What is needed
From the entries below, list each line with "personale".

(Data entries)
=-=-=-=-=

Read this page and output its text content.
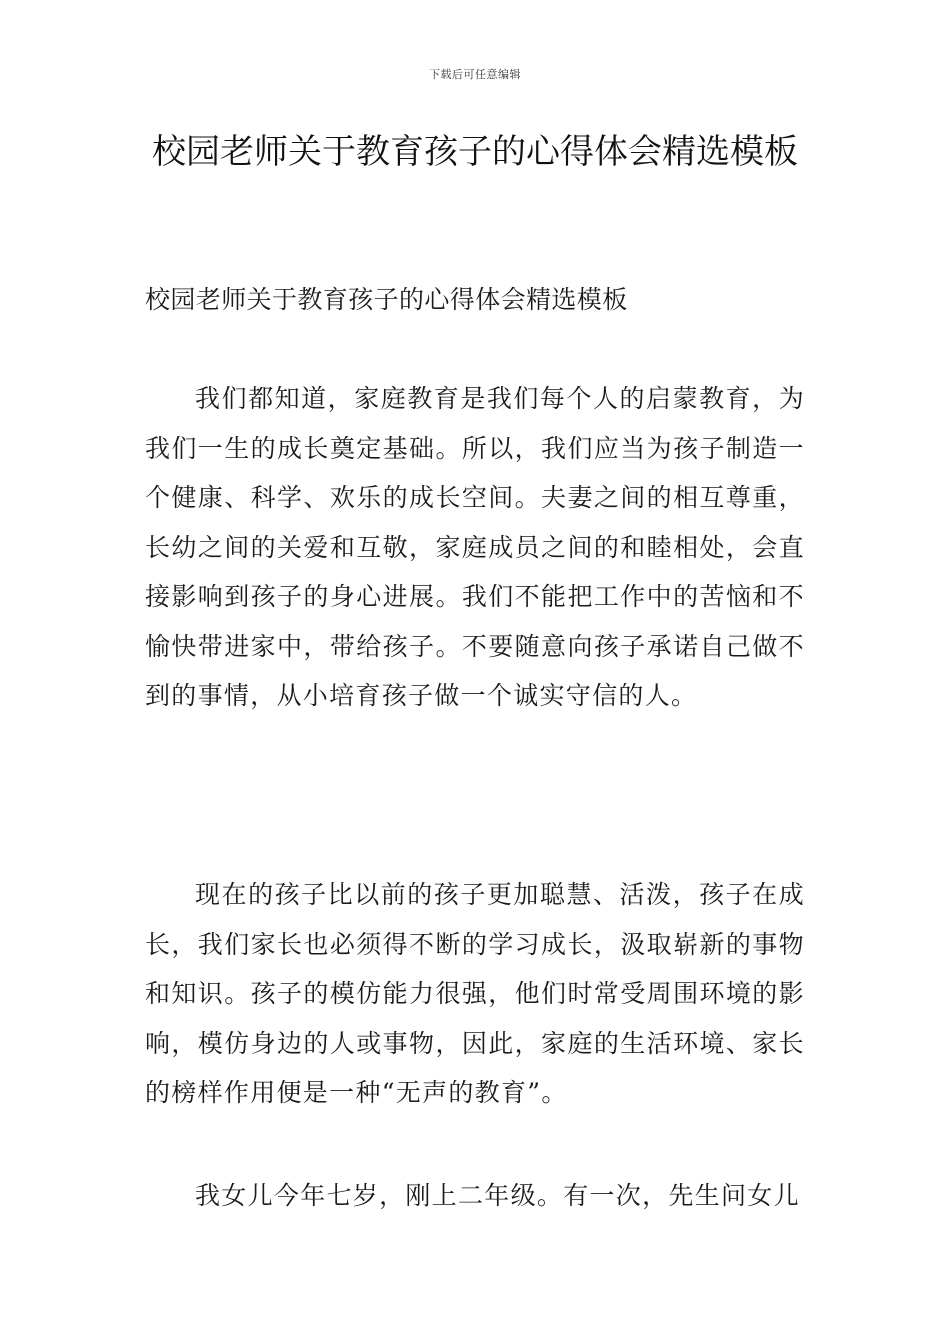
下载后可任意编辑
校园老师关于教育孩子的心得体会精选模板

校园老师关于教育孩子的心得体会精选模板

我们都知道，家庭教育是我们每个人的启蒙教育，为我们一生的成长奠定基础。所以，我们应当为孩子制造一个健康、科学、欢乐的成长空间。夫妻之间的相互尊重，长幼之间的关爱和互敬，家庭成员之间的和睦相处，会直接影响到孩子的身心进展。我们不能把工作中的苦恼和不愉快带进家中，带给孩子。不要随意向孩子承诺自己做不到的事情，从小培育孩子做一个诚实守信的人。

现在的孩子比以前的孩子更加聪慧、活泼，孩子在成长，我们家长也必须得不断的学习成长，汲取崭新的事物和知识。孩子的模仿能力很强，他们时常受周围环境的影响，模仿身边的人或事物，因此，家庭的生活环境、家长的榜样作用便是一种“无声的教育”。

我女儿今年七岁，刚上二年级。有一次，先生问女儿
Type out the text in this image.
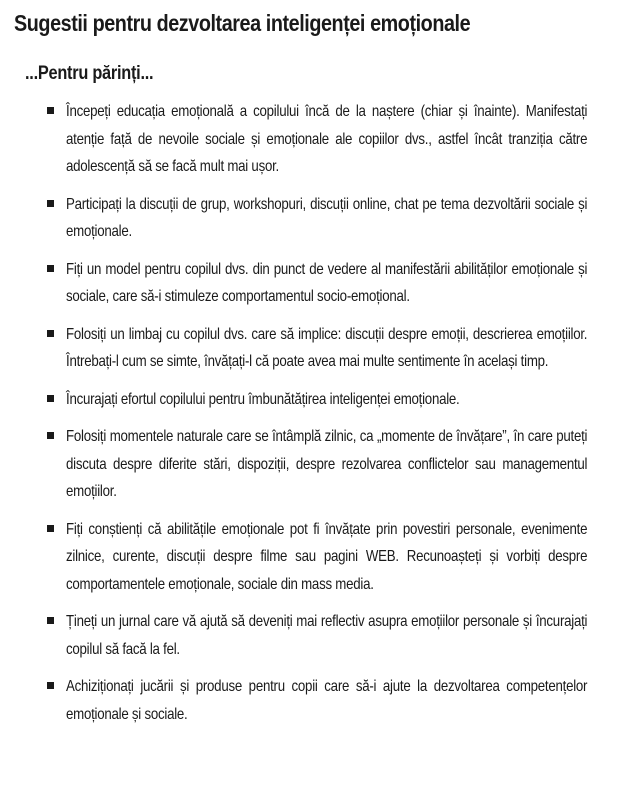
Sugestii pentru dezvoltarea inteligenței emoționale
...Pentru părinți...
Începeți educația emoțională a copilului încă de la naștere (chiar și înainte). Manifestați atenție față de nevoile sociale și emoționale ale copiilor dvs., astfel încât tranziția către adolescență să se facă mult mai ușor.
Participați la discuții de grup, workshopuri, discuții online, chat pe tema dezvoltării sociale și emoționale.
Fiți un model pentru copilul dvs. din punct de vedere al manifestării abilităților emoționale și sociale, care să-i stimuleze comportamentul socio-emoțional.
Folosiți un limbaj cu copilul dvs. care să implice: discuții despre emoții, descrierea emoțiilor. Întrebați-l cum se simte, învățați-l că poate avea mai multe sentimente în același timp.
Încurajați efortul copilului pentru îmbunătățirea inteligenței emoționale.
Folosiți momentele naturale care se întâmplă zilnic, ca „momente de învățare”, în care puteți discuta despre diferite stări, dispoziții, despre rezolvarea conflictelor sau managementul emoțiilor.
Fiți conștienți că abilitățile emoționale pot fi învățate prin povestiri personale, evenimente zilnice, curente, discuții despre filme sau pagini WEB. Recunoașteți și vorbiți despre comportamentele emoționale, sociale din mass media.
Țineți un jurnal care vă ajută să deveniți mai reflectiv asupra emoțiilor personale și încurajați copilul să facă la fel.
Achiziționați jucării și produse pentru copii care să-i ajute la dezvoltarea competențelor emoționale și sociale.
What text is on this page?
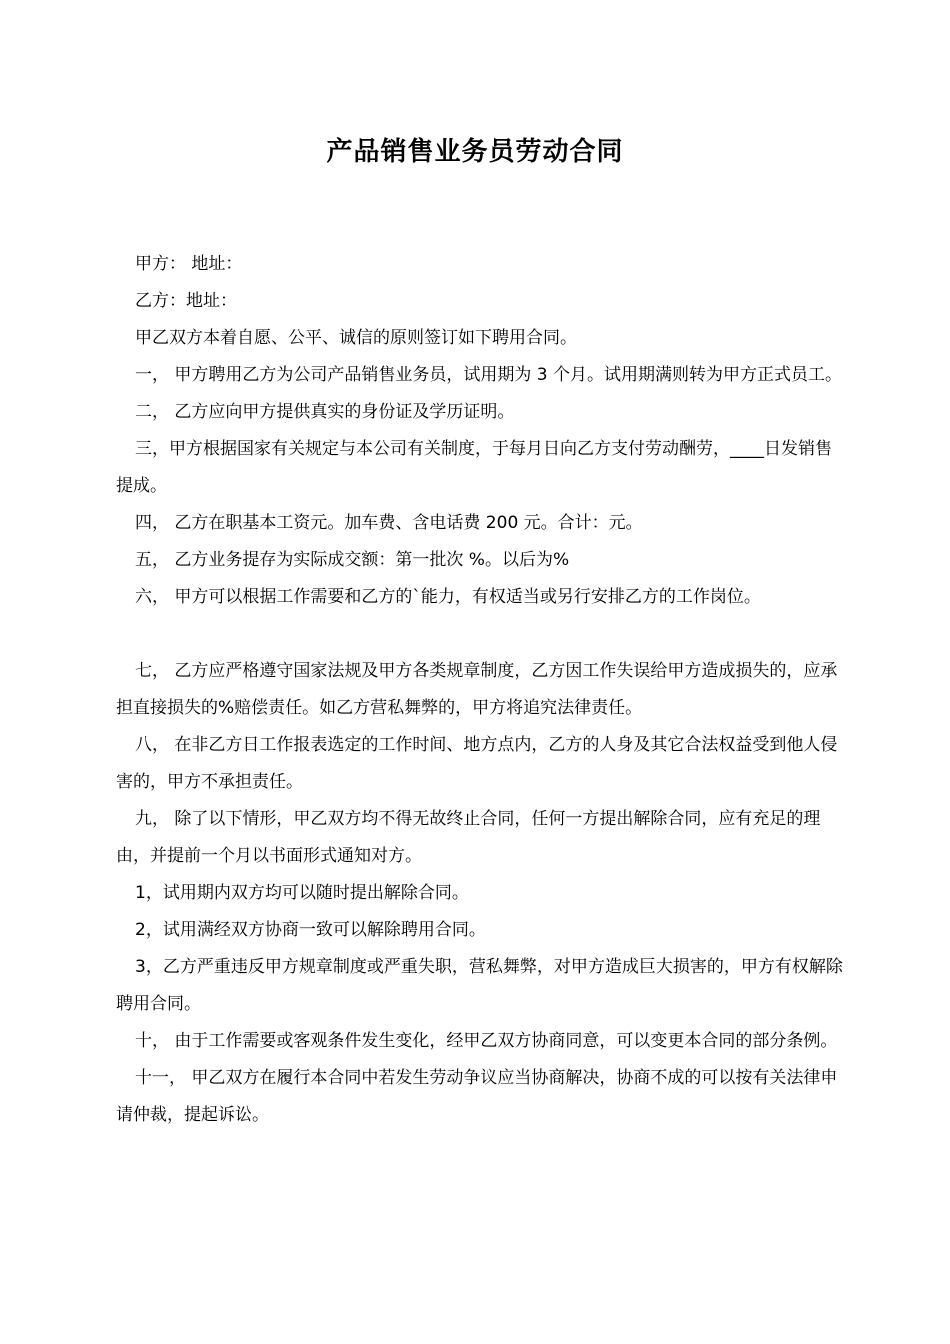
产品销售业务员劳动合同

甲方： 地址：

乙方：地址：

甲乙双方本着自愿、公平、诚信的原则签订如下聘用合同。

一， 甲方聘用乙方为公司产品销售业务员，试用期为 3 个月。试用期满则转为甲方正式员工。

二， 乙方应向甲方提供真实的身份证及学历证明。

三，甲方根据国家有关规定与本公司有关制度，于每月日向乙方支付劳动酬劳，____日发销售提成。

四， 乙方在职基本工资元。加车费、含电话费 200 元。合计：元。

五， 乙方业务提存为实际成交额：第一批次 %。以后为%

六， 甲方可以根据工作需要和乙方的`能力，有权适当或另行安排乙方的工作岗位。

七， 乙方应严格遵守国家法规及甲方各类规章制度，乙方因工作失误给甲方造成损失的，应承担直接损失的%赔偿责任。如乙方营私舞弊的，甲方将追究法律责任。

八， 在非乙方日工作报表选定的工作时间、地方点内，乙方的人身及其它合法权益受到他人侵害的，甲方不承担责任。

九， 除了以下情形，甲乙双方均不得无故终止合同，任何一方提出解除合同，应有充足的理由，并提前一个月以书面形式通知对方。

1，试用期内双方均可以随时提出解除合同。

2，试用满经双方协商一致可以解除聘用合同。

3，乙方严重违反甲方规章制度或严重失职，营私舞弊，对甲方造成巨大损害的，甲方有权解除聘用合同。

十， 由于工作需要或客观条件发生变化，经甲乙双方协商同意，可以变更本合同的部分条例。

十一， 甲乙双方在履行本合同中若发生劳动争议应当协商解决，协商不成的可以按有关法律申请仲裁，提起诉讼。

=-=-=-=-=

Task result
Fiți conștienți că abilitățile emoționale pot fi învățate prin povestiri personale, evenimente zilnice, curente, discuții despre filme sau pagini WEB. Recunoașteți și vorbiți despre comportamentele emoționale, sociale din mass media.
Țineți un jurnal care vă ajută să deveniți mai reflectiv asupra emoțiilor personale și încurajați copilul să facă la fel.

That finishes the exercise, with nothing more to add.